Texas Rangers – No. 27
- Infielder
- Born: February 6, 2003 (age 23) Houston, Texas, U.S.
- Bats: RightThrows: Right

MLB debut
- June 29, 2026, for the Texas Rangers

MLB statistics (through September 10, 2026)
- Batting average: .207
- Home runs: 1
- Runs batted in: 1

Teams
- Texas Rangers (2026–present);

= Cameron Cauley =

American baseball player (born 2003)

Cameron Andrew Cauley (born February 6, 2003) is an American professional baseball infielder for the Texas Rangers of Major League Baseball (MLB).

==Amateur career==
Cauley attended Barbers Hill High School in Mont Belvieu, Texas. Cauley played on the Barbers Hill football team, where he was an all-state wide receiver his junior year. During his senior season of 2021, Cauley hit .450 with 6 home runs, 35 RBI, and 52 stolen bases and won the Class 5A Baseball State Championship. He was named the All-Greater Houston hitter of the year by the Houston Chronicle. Cauley had committed to play college baseball at Texas Tech. Entering the 2021 draft, he was ranked as the 85th overall prospect by Baseball America, the 92nd by MLB Pipeline, and the 138th by ESPN.

==Professional career==
Cauley was drafted by the Texas Rangers in the third round, with the 73rd overall selection, in the 2021 Major League Baseball draft. He signed with Texas for an over-slot $1MM signing bonus.

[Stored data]
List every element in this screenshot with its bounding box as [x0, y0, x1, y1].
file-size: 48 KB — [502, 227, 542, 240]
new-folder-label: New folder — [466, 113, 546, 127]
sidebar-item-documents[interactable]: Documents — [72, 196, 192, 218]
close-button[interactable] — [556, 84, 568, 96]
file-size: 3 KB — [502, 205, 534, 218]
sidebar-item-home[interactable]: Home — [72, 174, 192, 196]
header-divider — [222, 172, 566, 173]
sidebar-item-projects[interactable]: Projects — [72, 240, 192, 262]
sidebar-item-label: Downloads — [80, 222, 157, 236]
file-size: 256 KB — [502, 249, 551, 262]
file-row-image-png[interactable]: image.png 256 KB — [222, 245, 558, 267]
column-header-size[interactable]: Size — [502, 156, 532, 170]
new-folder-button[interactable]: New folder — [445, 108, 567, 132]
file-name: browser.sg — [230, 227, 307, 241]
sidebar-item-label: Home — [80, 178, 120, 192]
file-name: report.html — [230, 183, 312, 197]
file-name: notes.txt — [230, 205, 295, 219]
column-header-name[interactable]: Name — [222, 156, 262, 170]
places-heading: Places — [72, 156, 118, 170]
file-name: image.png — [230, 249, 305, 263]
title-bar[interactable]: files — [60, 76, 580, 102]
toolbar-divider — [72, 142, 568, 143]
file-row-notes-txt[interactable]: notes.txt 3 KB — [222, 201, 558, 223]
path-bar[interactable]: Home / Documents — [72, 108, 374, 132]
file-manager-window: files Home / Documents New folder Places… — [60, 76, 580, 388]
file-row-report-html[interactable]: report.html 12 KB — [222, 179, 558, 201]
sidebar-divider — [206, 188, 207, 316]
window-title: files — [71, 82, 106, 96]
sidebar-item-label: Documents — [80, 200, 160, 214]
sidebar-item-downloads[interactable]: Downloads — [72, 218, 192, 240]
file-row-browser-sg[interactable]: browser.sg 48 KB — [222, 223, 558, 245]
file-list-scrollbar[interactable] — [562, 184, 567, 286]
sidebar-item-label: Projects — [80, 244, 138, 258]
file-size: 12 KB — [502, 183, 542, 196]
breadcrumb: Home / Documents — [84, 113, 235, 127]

USING THE INFORMATION:
[a] According to the article on Cameron Cauley, which high school did he attend?
[b] List every outlet that ranked Cauley as a prospect before the 2021 draft in the article on Cameron Cauley, with the rank each one gave him.
[c] Rewrite the article on Cameron Cauley from "American baseball player" to "League Baseball (MLB).", replacing "infielder" with "infield player".
The listing above is not needed.

RESULTS BY TASK:
[a] Barbers Hill High School in Mont Belvieu, Texas.

[b]
- Baseball America: 85th overall
- MLB Pipeline: 92nd
- ESPN: 138th

[c]
American baseball player (born 2003)

Cameron Andrew Cauley (born February 6, 2003) is an American professional baseball infield player for the Texas Rangers of Major League Baseball (MLB).